-- begin Records shown --

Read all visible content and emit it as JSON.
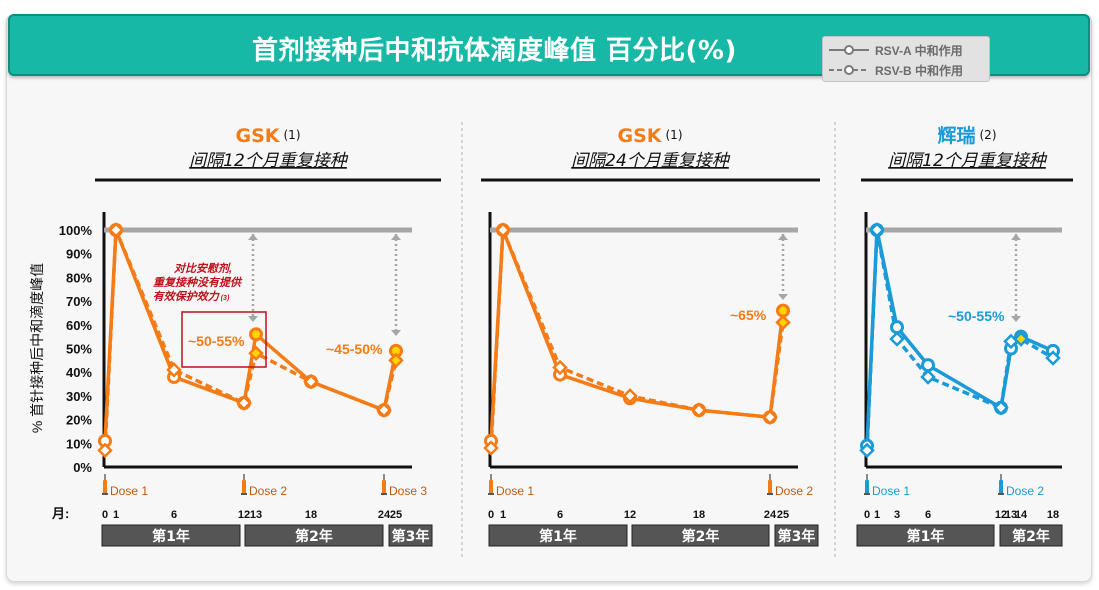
{
  "header": {
    "title": "首剂接种后中和抗体滴度峰值 百分比(%)",
    "legend": [
      {
        "label": "RSV-A 中和作用",
        "style": "solid"
      },
      {
        "label": "RSV-B 中和作用",
        "style": "dashed"
      }
    ]
  },
  "y_axis": {
    "label": "% 首针接种后中和滴度峰值",
    "ticks": [
      "100%",
      "90%",
      "80%",
      "70%",
      "60%",
      "50%",
      "40%",
      "30%",
      "20%",
      "10%",
      "0%"
    ]
  },
  "month_label": "月:",
  "colors": {
    "gsk": "#f47b16",
    "pfizer": "#1a9ad6",
    "reference": "#a6a6a6",
    "note": "#c0101c",
    "year_bar": "#555555"
  },
  "chart_data": [
    {
      "type": "line",
      "brand": "GSK",
      "ref": "(1)",
      "subtitle": "间隔12个月重复接种",
      "ylim": [
        0,
        100
      ],
      "x_ticks": [
        "0",
        "1",
        "6",
        "12",
        "13",
        "18",
        "24",
        "25"
      ],
      "series": [
        {
          "name": "RSV-A 中和作用",
          "x": [
            0,
            1,
            6,
            12,
            13,
            18,
            24,
            25
          ],
          "y": [
            11,
            100,
            38,
            27,
            56,
            36,
            24,
            49
          ]
        },
        {
          "name": "RSV-B 中和作用",
          "x": [
            0,
            1,
            6,
            12,
            13,
            18,
            24,
            25
          ],
          "y": [
            7,
            100,
            41,
            27,
            48,
            36,
            24,
            45
          ]
        }
      ],
      "doses": [
        {
          "label": "Dose 1",
          "month": 0
        },
        {
          "label": "Dose 2",
          "month": 12
        },
        {
          "label": "Dose 3",
          "month": 24
        }
      ],
      "years": [
        "第1年",
        "第2年",
        "第3年"
      ],
      "annotations": [
        {
          "text": "~50-55%",
          "boxed": true
        },
        {
          "text": "~45-50%",
          "boxed": false
        }
      ],
      "note": [
        "对比安慰剂,",
        "重复接种没有提供",
        "有效保护效力"
      ],
      "note_ref": "(3)"
    },
    {
      "type": "line",
      "brand": "GSK",
      "ref": "(1)",
      "subtitle": "间隔24个月重复接种",
      "ylim": [
        0,
        100
      ],
      "x_ticks": [
        "0",
        "1",
        "6",
        "12",
        "18",
        "24",
        "25"
      ],
      "series": [
        {
          "name": "RSV-A 中和作用",
          "x": [
            0,
            1,
            6,
            12,
            18,
            24,
            25
          ],
          "y": [
            11,
            100,
            39,
            29,
            24,
            21,
            66
          ]
        },
        {
          "name": "RSV-B 中和作用",
          "x": [
            0,
            1,
            6,
            12,
            18,
            24,
            25
          ],
          "y": [
            8,
            100,
            42,
            30,
            24,
            21,
            61
          ]
        }
      ],
      "doses": [
        {
          "label": "Dose 1",
          "month": 0
        },
        {
          "label": "Dose 2",
          "month": 24
        }
      ],
      "years": [
        "第1年",
        "第2年",
        "第3年"
      ],
      "annotations": [
        {
          "text": "~65%",
          "boxed": false
        }
      ]
    },
    {
      "type": "line",
      "brand": "辉瑞",
      "ref": "(2)",
      "subtitle": "间隔12个月重复接种",
      "ylim": [
        0,
        100
      ],
      "x_ticks": [
        "0",
        "1",
        "3",
        "6",
        "12",
        "13",
        "14",
        "18"
      ],
      "series": [
        {
          "name": "RSV-A 中和作用",
          "x": [
            0,
            1,
            3,
            6,
            12,
            13,
            14,
            18
          ],
          "y": [
            9,
            100,
            59,
            43,
            25,
            50,
            55,
            49
          ]
        },
        {
          "name": "RSV-B 中和作用",
          "x": [
            0,
            1,
            3,
            6,
            12,
            13,
            14,
            18
          ],
          "y": [
            7,
            100,
            54,
            38,
            25,
            53,
            54,
            46
          ]
        }
      ],
      "doses": [
        {
          "label": "Dose 1",
          "month": 0
        },
        {
          "label": "Dose 2",
          "month": 12
        }
      ],
      "years": [
        "第1年",
        "第2年"
      ],
      "annotations": [
        {
          "text": "~50-55%",
          "boxed": false
        }
      ]
    }
  ]
}
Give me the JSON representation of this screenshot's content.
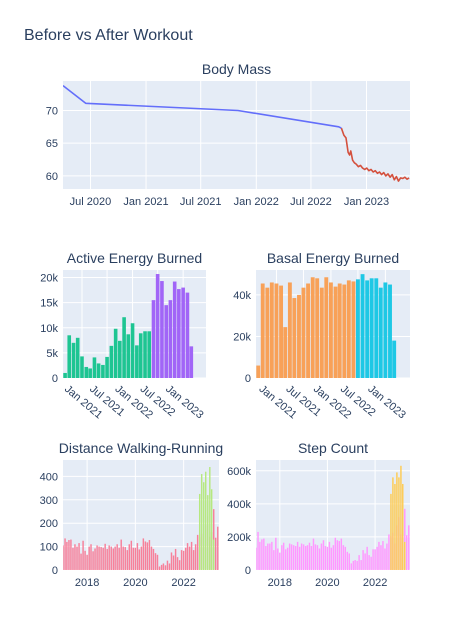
{
  "figure": {
    "title": "Before vs After Workout"
  },
  "colors": {
    "plot_bg": "#e5ecf6",
    "grid": "#ffffff",
    "text": "#2a3f5f"
  },
  "chart_data": [
    {
      "type": "line",
      "title": "Body Mass",
      "xlabel": "",
      "ylabel": "",
      "xlim": [
        "2020-04-01",
        "2023-05-25"
      ],
      "ylim": [
        58,
        74.5
      ],
      "x_ticks": [
        {
          "value": "2020-07-01",
          "label": "Jul 2020"
        },
        {
          "value": "2021-01-01",
          "label": "Jan 2021"
        },
        {
          "value": "2021-07-01",
          "label": "Jul 2021"
        },
        {
          "value": "2022-01-01",
          "label": "Jan 2022"
        },
        {
          "value": "2022-07-01",
          "label": "Jul 2022"
        },
        {
          "value": "2023-01-01",
          "label": "Jan 2023"
        }
      ],
      "y_ticks": [
        60,
        65,
        70
      ],
      "grid": true,
      "series": [
        {
          "color": "#636efa",
          "x": [
            "2020-04-01",
            "2020-06-15",
            "2021-11-01",
            "2022-10-01",
            "2022-10-10"
          ],
          "y": [
            73.8,
            71.1,
            70.0,
            67.5,
            67.3
          ]
        },
        {
          "color": "#d4503d",
          "x": [
            "2022-10-10",
            "2022-10-18",
            "2022-10-25",
            "2022-11-01",
            "2022-11-06",
            "2022-11-10",
            "2022-11-16",
            "2022-11-22",
            "2022-11-28",
            "2022-12-05",
            "2022-12-12",
            "2022-12-19",
            "2022-12-26",
            "2023-01-02",
            "2023-01-09",
            "2023-01-16",
            "2023-01-23",
            "2023-01-30",
            "2023-02-06",
            "2023-02-13",
            "2023-02-20",
            "2023-02-27",
            "2023-03-06",
            "2023-03-13",
            "2023-03-20",
            "2023-03-27",
            "2023-04-03",
            "2023-04-10",
            "2023-04-17",
            "2023-04-24",
            "2023-05-01",
            "2023-05-08",
            "2023-05-15",
            "2023-05-22"
          ],
          "y": [
            67.3,
            66.2,
            65.8,
            63.6,
            63.2,
            63.8,
            62.4,
            62.0,
            61.8,
            61.4,
            61.6,
            61.2,
            61.0,
            61.2,
            60.8,
            61.0,
            60.6,
            60.8,
            60.4,
            60.6,
            60.2,
            60.5,
            60.0,
            60.3,
            59.8,
            60.2,
            59.4,
            59.9,
            59.2,
            59.7,
            59.6,
            59.8,
            59.5,
            59.7
          ]
        }
      ]
    },
    {
      "type": "bar",
      "title": "Active Energy Burned",
      "xlabel": "",
      "ylabel": "",
      "xlim": [
        "2020-08-17",
        "2023-06-15"
      ],
      "ylim": [
        0,
        21500
      ],
      "x_ticks": [
        {
          "value": "2021-01-01",
          "label": "Jan 2021"
        },
        {
          "value": "2021-07-01",
          "label": "Jul 2021"
        },
        {
          "value": "2022-01-01",
          "label": "Jan 2022"
        },
        {
          "value": "2022-07-01",
          "label": "Jul 2022"
        },
        {
          "value": "2023-01-01",
          "label": "Jan 2023"
        }
      ],
      "y_ticks": [
        {
          "value": 0,
          "label": "0"
        },
        {
          "value": 5000,
          "label": "5k"
        },
        {
          "value": 10000,
          "label": "10k"
        },
        {
          "value": 15000,
          "label": "15k"
        },
        {
          "value": 20000,
          "label": "20k"
        }
      ],
      "bar_days": 26,
      "series": [
        {
          "color": "#1ec592",
          "x": [
            "2020-09-01",
            "2020-10-01",
            "2020-11-01",
            "2020-12-01",
            "2021-01-01",
            "2021-02-01",
            "2021-03-01",
            "2021-04-01",
            "2021-05-01",
            "2021-06-01",
            "2021-07-01",
            "2021-08-01",
            "2021-09-01",
            "2021-10-01",
            "2021-11-01",
            "2021-12-01",
            "2022-01-01",
            "2022-02-01",
            "2022-03-01",
            "2022-04-01",
            "2022-05-01"
          ],
          "values": [
            1000,
            8500,
            7000,
            8000,
            4300,
            2200,
            1900,
            4100,
            2900,
            2600,
            4200,
            6400,
            9800,
            7400,
            12100,
            8700,
            10900,
            6500,
            8900,
            9300,
            9300
          ]
        },
        {
          "color": "#a165f7",
          "x": [
            "2022-06-01",
            "2022-07-01",
            "2022-08-01",
            "2022-09-01",
            "2022-10-01",
            "2022-11-01",
            "2022-12-01",
            "2023-01-01",
            "2023-02-01",
            "2023-03-01",
            "2023-04-01"
          ],
          "values": [
            15500,
            20700,
            19300,
            14500,
            15500,
            19200,
            17700,
            18000,
            17000,
            6300,
            0
          ]
        }
      ]
    },
    {
      "type": "bar",
      "title": "Basal Energy Burned",
      "xlabel": "",
      "ylabel": "",
      "xlim": [
        "2020-08-17",
        "2023-06-15"
      ],
      "ylim": [
        0,
        52000
      ],
      "x_ticks": [
        {
          "value": "2021-01-01",
          "label": "Jan 2021"
        },
        {
          "value": "2021-07-01",
          "label": "Jul 2021"
        },
        {
          "value": "2022-01-01",
          "label": "Jan 2022"
        },
        {
          "value": "2022-07-01",
          "label": "Jul 2022"
        },
        {
          "value": "2023-01-01",
          "label": "Jan 2023"
        }
      ],
      "y_ticks": [
        {
          "value": 0,
          "label": "0"
        },
        {
          "value": 20000,
          "label": "20k"
        },
        {
          "value": 40000,
          "label": "40k"
        }
      ],
      "bar_days": 26,
      "series": [
        {
          "color": "#f8a158",
          "x": [
            "2020-09-01",
            "2020-10-01",
            "2020-11-01",
            "2020-12-01",
            "2021-01-01",
            "2021-02-01",
            "2021-03-01",
            "2021-04-01",
            "2021-05-01",
            "2021-06-01",
            "2021-07-01",
            "2021-08-01",
            "2021-09-01",
            "2021-10-01",
            "2021-11-01",
            "2021-12-01",
            "2022-01-01",
            "2022-02-01",
            "2022-03-01",
            "2022-04-01",
            "2022-05-01",
            "2022-06-01"
          ],
          "values": [
            6000,
            45500,
            43500,
            46000,
            45500,
            44500,
            24500,
            46000,
            38500,
            40000,
            43500,
            45500,
            48500,
            48000,
            43500,
            48500,
            46000,
            44000,
            45500,
            45000,
            47000,
            46500
          ]
        },
        {
          "color": "#1ec8e5",
          "x": [
            "2022-07-01",
            "2022-08-01",
            "2022-09-01",
            "2022-10-01",
            "2022-11-01",
            "2022-12-01",
            "2023-01-01",
            "2023-02-01",
            "2023-03-01"
          ],
          "values": [
            47500,
            50000,
            47000,
            48000,
            48000,
            43500,
            46000,
            45000,
            18000
          ]
        }
      ]
    },
    {
      "type": "bar",
      "title": "Distance Walking-Running",
      "xlabel": "",
      "ylabel": "",
      "xlim": [
        "2017-01-01",
        "2023-06-20"
      ],
      "ylim": [
        0,
        470
      ],
      "x_ticks": [
        {
          "value": "2018-01-01",
          "label": "2018"
        },
        {
          "value": "2020-01-01",
          "label": "2020"
        },
        {
          "value": "2022-01-01",
          "label": "2022"
        }
      ],
      "y_ticks": [
        {
          "value": 0,
          "label": "0"
        },
        {
          "value": 100,
          "label": "100"
        },
        {
          "value": 200,
          "label": "200"
        },
        {
          "value": 300,
          "label": "300"
        },
        {
          "value": 400,
          "label": "400"
        }
      ],
      "bar_days": 22,
      "series": [
        {
          "color": "#f7809a",
          "start": "2017-01-01",
          "step_months": 1,
          "values": [
            105,
            135,
            120,
            128,
            130,
            95,
            110,
            100,
            115,
            70,
            125,
            82,
            65,
            100,
            110,
            80,
            92,
            105,
            100,
            98,
            95,
            112,
            90,
            105,
            100,
            92,
            100,
            110,
            95,
            130,
            100,
            98,
            85,
            110,
            125,
            95,
            95,
            115,
            88,
            100,
            135,
            122,
            118,
            128,
            100,
            90,
            72,
            65,
            15,
            22,
            28,
            20,
            40,
            28,
            75,
            62,
            90,
            55,
            42,
            85,
            82,
            95,
            115,
            100,
            120,
            85,
            110,
            150,
            140,
            155,
            105,
            190,
            228,
            142,
            162,
            260,
            138,
            185,
            200,
            225
          ]
        },
        {
          "color": "#b6e880",
          "start": "2022-09-01",
          "step_months": 1,
          "values": [
            325,
            410,
            375,
            420,
            320,
            440,
            345,
            130
          ]
        }
      ]
    },
    {
      "type": "bar",
      "title": "Step Count",
      "xlabel": "",
      "ylabel": "",
      "xlim": [
        "2017-01-01",
        "2023-06-20"
      ],
      "ylim": [
        0,
        665000
      ],
      "x_ticks": [
        {
          "value": "2018-01-01",
          "label": "2018"
        },
        {
          "value": "2020-01-01",
          "label": "2020"
        },
        {
          "value": "2022-01-01",
          "label": "2022"
        }
      ],
      "y_ticks": [
        {
          "value": 0,
          "label": "0"
        },
        {
          "value": 200000,
          "label": "200k"
        },
        {
          "value": 400000,
          "label": "400k"
        },
        {
          "value": 600000,
          "label": "600k"
        }
      ],
      "bar_days": 22,
      "series": [
        {
          "color": "#ff97ff",
          "start": "2017-01-01",
          "step_months": 1,
          "values": [
            135000,
            230000,
            170000,
            185000,
            190000,
            145000,
            160000,
            160000,
            170000,
            120000,
            195000,
            130000,
            105000,
            150000,
            165000,
            125000,
            135000,
            160000,
            155000,
            150000,
            145000,
            170000,
            140000,
            160000,
            155000,
            145000,
            150000,
            165000,
            145000,
            190000,
            155000,
            150000,
            130000,
            160000,
            180000,
            145000,
            140000,
            170000,
            135000,
            150000,
            195000,
            180000,
            175000,
            190000,
            150000,
            140000,
            110000,
            100000,
            40000,
            55000,
            60000,
            55000,
            90000,
            60000,
            120000,
            100000,
            140000,
            90000,
            80000,
            125000,
            125000,
            140000,
            170000,
            150000,
            175000,
            130000,
            160000,
            215000,
            205000,
            225000,
            160000,
            270000,
            320000,
            215000,
            240000,
            370000,
            210000,
            270000,
            290000,
            320000
          ]
        },
        {
          "color": "#fecb52",
          "start": "2022-09-01",
          "step_months": 1,
          "values": [
            460000,
            560000,
            520000,
            590000,
            560000,
            630000,
            520000,
            170000
          ]
        }
      ]
    }
  ]
}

-- end Records shown --

### Your objective
Scan the material above. Copy each line where "content" occurs.

### Full solution
Read all visible content and emit it as JSON.
Give me the JSON representation of this screenshot's content.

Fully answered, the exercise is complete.